- Data entries:

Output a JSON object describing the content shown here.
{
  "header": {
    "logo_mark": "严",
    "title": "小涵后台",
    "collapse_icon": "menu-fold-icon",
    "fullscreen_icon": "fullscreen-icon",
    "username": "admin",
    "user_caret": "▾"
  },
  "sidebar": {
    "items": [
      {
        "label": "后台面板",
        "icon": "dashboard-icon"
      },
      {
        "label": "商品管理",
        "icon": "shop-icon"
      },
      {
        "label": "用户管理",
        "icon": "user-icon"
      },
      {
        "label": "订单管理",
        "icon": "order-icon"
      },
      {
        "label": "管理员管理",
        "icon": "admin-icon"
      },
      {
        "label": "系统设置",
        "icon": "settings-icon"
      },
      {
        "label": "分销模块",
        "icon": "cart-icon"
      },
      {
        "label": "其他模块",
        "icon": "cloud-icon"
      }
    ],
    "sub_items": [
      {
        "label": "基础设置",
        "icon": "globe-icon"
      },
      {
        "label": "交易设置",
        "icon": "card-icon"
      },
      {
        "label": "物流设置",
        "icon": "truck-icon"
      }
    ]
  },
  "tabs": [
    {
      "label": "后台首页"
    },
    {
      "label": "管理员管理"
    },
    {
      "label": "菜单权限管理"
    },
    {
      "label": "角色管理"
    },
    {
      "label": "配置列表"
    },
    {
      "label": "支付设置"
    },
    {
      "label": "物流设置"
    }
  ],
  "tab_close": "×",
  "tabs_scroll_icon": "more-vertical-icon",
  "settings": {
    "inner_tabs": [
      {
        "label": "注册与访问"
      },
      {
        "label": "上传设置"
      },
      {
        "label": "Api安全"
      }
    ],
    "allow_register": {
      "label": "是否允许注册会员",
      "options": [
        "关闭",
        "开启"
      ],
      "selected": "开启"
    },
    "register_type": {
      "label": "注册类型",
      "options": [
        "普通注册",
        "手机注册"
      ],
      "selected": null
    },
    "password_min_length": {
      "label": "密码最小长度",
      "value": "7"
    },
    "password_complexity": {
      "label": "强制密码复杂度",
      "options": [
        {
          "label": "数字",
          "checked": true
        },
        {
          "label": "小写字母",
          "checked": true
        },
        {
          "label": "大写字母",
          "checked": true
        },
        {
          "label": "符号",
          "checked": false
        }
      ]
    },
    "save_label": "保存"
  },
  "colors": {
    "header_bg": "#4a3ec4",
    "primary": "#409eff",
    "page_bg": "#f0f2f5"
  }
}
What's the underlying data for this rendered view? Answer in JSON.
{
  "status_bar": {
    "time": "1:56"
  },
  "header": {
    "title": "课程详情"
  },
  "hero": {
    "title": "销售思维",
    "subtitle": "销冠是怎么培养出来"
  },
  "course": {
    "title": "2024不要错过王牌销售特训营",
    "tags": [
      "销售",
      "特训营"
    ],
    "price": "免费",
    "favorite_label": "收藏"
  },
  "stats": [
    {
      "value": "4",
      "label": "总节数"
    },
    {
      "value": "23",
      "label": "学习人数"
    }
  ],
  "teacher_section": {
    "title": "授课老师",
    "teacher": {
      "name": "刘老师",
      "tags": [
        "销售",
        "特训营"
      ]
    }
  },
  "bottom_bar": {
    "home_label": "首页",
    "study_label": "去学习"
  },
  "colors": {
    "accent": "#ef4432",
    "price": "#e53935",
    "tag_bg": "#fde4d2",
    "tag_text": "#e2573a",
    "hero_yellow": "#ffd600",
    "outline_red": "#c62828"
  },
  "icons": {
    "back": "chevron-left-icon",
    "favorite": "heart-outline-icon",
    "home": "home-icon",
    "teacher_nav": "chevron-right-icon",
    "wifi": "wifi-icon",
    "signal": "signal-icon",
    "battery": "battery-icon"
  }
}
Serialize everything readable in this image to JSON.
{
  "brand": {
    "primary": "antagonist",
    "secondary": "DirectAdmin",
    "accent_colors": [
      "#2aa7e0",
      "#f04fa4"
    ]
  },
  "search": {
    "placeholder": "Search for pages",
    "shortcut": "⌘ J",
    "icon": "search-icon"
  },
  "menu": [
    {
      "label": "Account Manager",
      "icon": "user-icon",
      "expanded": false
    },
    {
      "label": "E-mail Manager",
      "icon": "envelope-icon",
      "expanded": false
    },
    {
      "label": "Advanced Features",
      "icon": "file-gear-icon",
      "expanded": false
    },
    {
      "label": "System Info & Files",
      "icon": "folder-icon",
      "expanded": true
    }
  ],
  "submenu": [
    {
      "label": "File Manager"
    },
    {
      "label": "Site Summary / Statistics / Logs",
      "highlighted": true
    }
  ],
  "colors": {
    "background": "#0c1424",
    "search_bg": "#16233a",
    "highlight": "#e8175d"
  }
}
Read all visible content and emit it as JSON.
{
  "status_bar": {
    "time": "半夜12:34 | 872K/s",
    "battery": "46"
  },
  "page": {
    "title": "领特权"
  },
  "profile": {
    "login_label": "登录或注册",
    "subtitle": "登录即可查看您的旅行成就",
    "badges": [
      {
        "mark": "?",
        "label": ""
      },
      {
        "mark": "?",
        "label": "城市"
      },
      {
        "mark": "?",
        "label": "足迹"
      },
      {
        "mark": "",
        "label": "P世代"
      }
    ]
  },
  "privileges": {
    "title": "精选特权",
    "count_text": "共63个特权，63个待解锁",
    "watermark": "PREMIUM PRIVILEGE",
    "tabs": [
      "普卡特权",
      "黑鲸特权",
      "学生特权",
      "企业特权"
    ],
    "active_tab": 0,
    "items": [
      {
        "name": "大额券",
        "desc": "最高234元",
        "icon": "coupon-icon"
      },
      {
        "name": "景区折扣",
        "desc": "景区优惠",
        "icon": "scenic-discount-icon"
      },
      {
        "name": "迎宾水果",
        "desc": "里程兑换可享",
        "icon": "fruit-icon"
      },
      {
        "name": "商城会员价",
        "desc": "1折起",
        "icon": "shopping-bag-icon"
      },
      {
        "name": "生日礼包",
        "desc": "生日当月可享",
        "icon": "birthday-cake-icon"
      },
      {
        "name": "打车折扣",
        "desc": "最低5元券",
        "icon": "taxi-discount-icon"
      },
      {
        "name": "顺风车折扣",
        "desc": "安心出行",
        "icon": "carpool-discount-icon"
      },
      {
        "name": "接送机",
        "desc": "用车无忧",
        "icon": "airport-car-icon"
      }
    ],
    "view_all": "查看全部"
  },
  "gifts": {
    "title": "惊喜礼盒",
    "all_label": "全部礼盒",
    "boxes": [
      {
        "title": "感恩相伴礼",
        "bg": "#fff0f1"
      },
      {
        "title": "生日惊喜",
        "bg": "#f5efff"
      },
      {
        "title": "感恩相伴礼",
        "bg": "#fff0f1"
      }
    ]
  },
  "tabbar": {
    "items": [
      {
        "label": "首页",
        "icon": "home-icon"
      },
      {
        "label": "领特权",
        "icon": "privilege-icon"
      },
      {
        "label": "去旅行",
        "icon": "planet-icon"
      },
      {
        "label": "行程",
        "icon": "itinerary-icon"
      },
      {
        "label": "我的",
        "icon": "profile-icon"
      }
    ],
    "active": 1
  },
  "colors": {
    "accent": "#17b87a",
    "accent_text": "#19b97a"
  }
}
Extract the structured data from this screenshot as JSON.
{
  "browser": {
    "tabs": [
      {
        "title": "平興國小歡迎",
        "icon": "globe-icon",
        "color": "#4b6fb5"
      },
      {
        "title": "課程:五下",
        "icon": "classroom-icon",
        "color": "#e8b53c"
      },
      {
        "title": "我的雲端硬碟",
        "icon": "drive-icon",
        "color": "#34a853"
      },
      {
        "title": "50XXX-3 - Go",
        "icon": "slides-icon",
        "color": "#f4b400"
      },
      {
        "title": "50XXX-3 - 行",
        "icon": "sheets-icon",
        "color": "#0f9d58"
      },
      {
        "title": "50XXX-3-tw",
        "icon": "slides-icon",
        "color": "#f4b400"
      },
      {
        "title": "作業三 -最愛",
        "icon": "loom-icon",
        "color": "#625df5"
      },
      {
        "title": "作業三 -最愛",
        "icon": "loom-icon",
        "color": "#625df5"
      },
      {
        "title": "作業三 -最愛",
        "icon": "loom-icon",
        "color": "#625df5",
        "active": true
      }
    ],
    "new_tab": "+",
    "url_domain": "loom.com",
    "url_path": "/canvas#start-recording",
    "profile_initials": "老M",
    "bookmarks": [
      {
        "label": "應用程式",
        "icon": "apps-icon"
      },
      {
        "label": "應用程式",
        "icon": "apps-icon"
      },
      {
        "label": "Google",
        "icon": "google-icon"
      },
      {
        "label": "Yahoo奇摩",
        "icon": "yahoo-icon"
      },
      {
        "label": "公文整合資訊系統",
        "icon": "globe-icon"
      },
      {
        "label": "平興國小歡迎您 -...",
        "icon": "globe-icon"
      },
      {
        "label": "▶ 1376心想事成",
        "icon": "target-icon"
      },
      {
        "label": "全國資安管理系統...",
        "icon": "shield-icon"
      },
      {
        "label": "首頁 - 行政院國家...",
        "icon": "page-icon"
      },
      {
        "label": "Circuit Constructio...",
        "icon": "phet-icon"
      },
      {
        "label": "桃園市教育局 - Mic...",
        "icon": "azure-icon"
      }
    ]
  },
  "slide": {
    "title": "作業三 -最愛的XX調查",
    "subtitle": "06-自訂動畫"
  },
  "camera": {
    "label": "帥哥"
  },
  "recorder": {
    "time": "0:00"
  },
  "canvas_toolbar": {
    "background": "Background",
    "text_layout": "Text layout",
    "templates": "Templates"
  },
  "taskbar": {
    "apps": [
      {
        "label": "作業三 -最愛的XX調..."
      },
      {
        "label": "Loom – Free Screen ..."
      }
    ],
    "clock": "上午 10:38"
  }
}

- Given exercise: Find the lines above holding the word "primary" and show them.

- Answer to this exercise:
    "primary": "#409eff",
    "primary": "antagonist",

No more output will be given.